## Supplied data
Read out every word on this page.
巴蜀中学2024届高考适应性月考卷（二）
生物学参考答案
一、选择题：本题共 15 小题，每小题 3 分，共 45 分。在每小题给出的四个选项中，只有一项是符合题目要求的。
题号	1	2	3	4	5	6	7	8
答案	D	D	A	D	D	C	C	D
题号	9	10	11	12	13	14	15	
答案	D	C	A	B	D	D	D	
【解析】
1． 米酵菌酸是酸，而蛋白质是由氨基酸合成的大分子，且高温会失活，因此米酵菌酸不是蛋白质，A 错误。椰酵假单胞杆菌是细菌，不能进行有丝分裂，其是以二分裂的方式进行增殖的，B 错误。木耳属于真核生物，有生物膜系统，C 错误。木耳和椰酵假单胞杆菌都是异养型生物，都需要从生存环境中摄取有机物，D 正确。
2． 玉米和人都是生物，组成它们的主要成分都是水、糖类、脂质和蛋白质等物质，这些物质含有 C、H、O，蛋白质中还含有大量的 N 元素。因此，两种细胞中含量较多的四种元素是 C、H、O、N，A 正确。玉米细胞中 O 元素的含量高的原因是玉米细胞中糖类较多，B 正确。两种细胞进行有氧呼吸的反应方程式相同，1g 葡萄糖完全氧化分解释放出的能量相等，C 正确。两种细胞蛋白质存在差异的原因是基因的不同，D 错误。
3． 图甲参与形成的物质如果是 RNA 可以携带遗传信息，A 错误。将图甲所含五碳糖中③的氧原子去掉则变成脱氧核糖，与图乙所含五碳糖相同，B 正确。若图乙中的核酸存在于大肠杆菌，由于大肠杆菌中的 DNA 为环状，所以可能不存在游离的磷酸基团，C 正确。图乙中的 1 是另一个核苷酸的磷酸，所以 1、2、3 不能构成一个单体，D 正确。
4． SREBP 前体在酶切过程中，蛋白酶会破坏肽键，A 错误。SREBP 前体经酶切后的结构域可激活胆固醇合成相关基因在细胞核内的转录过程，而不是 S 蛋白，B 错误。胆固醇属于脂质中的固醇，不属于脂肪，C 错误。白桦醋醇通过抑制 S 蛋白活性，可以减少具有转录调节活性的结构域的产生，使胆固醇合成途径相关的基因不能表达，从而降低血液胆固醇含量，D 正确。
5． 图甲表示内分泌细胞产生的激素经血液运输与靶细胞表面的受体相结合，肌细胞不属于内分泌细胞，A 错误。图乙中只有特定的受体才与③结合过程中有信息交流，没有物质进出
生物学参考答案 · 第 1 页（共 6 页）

--

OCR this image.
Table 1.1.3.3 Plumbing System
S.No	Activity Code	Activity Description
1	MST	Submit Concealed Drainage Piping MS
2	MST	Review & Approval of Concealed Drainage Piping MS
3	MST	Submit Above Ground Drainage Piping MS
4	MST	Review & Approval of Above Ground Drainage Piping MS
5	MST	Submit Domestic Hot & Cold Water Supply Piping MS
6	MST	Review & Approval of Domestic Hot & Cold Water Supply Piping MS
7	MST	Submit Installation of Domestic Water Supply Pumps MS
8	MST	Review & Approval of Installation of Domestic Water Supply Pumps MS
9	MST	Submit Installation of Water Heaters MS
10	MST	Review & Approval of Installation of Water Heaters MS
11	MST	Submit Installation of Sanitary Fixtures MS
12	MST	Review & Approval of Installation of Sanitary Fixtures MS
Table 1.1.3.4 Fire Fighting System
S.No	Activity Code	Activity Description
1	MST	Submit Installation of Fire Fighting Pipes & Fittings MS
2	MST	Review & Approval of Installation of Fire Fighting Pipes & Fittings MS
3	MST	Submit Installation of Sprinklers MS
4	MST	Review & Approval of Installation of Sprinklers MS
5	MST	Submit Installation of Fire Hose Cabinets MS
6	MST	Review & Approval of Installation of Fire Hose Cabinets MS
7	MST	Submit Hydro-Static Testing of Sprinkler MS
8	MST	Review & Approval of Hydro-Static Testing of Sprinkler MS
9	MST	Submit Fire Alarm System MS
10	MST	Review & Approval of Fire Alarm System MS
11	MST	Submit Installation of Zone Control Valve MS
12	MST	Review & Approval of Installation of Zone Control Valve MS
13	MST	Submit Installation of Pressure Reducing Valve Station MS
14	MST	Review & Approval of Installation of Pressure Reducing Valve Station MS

## What you will do
Locate the word "Valve" in the records and collect each line it appears in.

## Exercise output
11	MST	Submit Installation of Zone Control Valve MS
12	MST	Review & Approval of Installation of Zone Control Valve MS
13	MST	Submit Installation of Pressure Reducing Valve Station MS
14	MST	Review & Approval of Installation of Pressure Reducing Valve Station MS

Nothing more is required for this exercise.